- [JOB] Reproduce the listing below line for line, without changing anything.

= = = = = = =

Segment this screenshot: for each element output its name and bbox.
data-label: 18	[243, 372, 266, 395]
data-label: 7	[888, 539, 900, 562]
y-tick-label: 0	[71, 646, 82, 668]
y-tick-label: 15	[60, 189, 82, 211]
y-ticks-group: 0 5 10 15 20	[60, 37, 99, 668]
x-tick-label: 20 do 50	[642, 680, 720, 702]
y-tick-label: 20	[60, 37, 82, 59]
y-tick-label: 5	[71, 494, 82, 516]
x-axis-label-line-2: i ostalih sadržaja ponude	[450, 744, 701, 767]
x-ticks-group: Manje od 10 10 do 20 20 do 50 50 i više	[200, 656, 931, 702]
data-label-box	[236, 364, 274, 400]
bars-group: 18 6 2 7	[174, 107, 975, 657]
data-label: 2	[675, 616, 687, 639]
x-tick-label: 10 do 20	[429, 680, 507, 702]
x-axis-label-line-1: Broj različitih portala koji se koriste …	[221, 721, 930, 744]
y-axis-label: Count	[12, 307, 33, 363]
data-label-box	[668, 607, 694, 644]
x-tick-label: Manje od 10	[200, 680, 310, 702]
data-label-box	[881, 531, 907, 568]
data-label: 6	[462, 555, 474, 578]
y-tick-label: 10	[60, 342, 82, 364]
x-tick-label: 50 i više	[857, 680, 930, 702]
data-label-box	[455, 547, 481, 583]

= = = = = = =

- [EXERCISE RESULT]
Segment this screenshot: for each element output its name and bbox.
data-label: 18	[243, 372, 266, 395]
data-label: 7	[888, 539, 900, 562]
y-tick-label: 0	[71, 646, 82, 668]
y-tick-label: 15	[60, 189, 82, 211]
y-ticks-group: 0 5 10 15 20	[60, 37, 99, 668]
x-tick-label: 20 do 50	[642, 680, 720, 702]
y-tick-label: 20	[60, 37, 82, 59]
y-tick-label: 5	[71, 494, 82, 516]
x-axis-label-line-2: i ostalih sadržaja ponude	[450, 744, 701, 767]
x-ticks-group: Manje od 10 10 do 20 20 do 50 50 i više	[200, 656, 931, 702]
data-label-box	[236, 364, 274, 400]
bars-group: 18 6 2 7	[174, 107, 975, 657]
data-label: 2	[675, 616, 687, 639]
x-tick-label: 10 do 20	[429, 680, 507, 702]
x-axis-label-line-1: Broj različitih portala koji se koriste …	[221, 721, 930, 744]
y-axis-label: Count	[12, 307, 33, 363]
data-label-box	[668, 607, 694, 644]
x-tick-label: Manje od 10	[200, 680, 310, 702]
data-label-box	[881, 531, 907, 568]
data-label: 6	[462, 555, 474, 578]
y-tick-label: 10	[60, 342, 82, 364]
x-tick-label: 50 i više	[857, 680, 930, 702]
data-label-box	[455, 547, 481, 583]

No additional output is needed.